▸ **Records**:

....

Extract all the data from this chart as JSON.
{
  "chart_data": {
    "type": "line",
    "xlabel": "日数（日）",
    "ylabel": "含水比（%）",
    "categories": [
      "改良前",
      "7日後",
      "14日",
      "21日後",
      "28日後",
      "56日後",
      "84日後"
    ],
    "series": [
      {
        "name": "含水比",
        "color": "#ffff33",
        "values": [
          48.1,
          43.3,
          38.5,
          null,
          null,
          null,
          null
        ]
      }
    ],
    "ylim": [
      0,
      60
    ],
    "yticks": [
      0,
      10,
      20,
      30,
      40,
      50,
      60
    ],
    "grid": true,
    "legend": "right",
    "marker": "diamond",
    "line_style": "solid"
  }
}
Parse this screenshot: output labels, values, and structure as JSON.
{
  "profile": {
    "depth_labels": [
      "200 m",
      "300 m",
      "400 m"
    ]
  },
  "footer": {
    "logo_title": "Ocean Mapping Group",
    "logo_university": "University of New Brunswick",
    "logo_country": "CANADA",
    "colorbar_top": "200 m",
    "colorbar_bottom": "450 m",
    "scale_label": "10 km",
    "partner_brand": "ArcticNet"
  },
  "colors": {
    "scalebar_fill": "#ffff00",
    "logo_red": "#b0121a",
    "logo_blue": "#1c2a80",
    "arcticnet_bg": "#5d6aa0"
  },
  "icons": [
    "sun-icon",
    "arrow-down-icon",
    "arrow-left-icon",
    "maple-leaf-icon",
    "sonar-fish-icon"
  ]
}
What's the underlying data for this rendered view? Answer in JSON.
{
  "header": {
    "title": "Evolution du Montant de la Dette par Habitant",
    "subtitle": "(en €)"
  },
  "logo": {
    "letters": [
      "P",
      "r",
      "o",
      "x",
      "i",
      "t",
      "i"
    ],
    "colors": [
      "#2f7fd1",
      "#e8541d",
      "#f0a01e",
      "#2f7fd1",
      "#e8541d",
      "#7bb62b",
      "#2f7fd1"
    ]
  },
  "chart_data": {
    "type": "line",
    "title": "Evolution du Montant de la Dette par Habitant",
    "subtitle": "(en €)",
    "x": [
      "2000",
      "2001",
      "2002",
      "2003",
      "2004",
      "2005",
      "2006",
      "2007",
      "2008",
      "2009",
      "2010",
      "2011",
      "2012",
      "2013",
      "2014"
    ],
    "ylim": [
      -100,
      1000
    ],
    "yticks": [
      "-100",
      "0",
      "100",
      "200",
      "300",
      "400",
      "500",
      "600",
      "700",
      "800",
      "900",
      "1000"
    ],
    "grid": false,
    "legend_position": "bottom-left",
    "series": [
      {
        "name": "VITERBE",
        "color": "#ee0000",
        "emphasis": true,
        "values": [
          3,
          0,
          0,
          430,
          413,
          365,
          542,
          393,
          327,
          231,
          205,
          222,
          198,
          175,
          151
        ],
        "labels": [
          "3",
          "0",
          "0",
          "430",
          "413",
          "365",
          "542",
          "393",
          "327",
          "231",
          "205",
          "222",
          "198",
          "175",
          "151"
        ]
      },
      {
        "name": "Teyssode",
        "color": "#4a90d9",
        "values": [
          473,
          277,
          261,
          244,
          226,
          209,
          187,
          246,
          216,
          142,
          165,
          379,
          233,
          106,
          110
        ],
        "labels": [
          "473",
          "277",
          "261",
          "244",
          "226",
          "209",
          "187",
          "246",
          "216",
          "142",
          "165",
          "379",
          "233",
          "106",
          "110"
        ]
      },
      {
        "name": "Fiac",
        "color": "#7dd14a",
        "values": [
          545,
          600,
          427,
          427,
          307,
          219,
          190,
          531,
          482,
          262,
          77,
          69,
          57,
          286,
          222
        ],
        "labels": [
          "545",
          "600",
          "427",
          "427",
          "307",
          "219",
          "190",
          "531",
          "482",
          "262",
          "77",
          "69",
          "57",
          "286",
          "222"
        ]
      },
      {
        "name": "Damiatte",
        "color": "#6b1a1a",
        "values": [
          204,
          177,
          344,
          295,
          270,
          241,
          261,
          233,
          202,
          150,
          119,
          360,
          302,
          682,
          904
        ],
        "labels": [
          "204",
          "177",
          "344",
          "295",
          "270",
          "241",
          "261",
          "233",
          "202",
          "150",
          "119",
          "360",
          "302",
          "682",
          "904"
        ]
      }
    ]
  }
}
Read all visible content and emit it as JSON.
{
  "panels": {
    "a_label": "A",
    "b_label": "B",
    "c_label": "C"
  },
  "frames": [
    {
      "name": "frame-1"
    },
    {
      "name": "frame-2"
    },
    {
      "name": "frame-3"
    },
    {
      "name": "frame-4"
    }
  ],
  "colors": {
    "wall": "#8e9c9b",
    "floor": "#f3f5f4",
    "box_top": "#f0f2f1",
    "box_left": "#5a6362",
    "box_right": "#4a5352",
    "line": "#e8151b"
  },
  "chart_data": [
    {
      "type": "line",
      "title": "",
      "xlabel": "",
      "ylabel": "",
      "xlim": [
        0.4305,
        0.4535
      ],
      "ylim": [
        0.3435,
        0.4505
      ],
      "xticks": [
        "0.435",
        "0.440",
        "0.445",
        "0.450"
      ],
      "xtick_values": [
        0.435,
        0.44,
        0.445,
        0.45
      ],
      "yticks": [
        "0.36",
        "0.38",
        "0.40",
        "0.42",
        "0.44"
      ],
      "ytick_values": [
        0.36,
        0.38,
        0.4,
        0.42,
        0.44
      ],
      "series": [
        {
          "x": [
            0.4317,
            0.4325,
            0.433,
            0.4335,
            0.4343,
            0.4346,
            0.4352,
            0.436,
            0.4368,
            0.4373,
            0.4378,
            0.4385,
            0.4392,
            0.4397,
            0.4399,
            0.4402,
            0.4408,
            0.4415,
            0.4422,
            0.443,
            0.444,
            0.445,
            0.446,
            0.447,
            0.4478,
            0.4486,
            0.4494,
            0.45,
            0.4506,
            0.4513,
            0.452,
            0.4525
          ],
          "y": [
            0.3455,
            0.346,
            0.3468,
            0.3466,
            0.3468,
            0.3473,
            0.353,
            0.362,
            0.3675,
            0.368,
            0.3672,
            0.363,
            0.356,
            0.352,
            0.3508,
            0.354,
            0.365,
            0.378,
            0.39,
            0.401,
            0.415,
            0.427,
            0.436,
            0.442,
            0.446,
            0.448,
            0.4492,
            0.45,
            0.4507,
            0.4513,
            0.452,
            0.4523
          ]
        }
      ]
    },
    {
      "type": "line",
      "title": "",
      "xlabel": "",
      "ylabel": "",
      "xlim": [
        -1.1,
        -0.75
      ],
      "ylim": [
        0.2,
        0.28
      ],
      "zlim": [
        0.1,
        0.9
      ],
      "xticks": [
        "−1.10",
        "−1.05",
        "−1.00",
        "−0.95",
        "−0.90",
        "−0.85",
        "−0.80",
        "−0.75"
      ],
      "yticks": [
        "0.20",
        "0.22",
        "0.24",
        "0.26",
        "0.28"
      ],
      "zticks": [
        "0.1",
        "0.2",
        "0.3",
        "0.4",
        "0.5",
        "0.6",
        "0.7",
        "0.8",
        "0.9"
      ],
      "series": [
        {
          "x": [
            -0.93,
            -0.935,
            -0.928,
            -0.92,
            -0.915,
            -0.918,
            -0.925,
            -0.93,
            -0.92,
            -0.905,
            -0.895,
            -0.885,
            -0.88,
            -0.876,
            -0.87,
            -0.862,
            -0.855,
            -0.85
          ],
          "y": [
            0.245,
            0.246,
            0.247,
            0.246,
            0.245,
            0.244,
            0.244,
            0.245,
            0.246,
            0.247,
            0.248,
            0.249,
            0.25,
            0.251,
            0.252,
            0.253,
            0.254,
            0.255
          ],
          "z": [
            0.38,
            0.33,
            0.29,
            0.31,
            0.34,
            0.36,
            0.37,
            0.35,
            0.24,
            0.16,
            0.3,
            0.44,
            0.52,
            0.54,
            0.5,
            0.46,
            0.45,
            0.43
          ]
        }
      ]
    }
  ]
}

....

▸ **The exercise**: Using the entries above, return each line that includes the word "JSON".

▸ **Result of this task**:
Extract all the data from this chart as JSON.
Parse this screenshot: output labels, values, and structure as JSON.
What's the underlying data for this rendered view? Answer in JSON.
Read all visible content and emit it as JSON.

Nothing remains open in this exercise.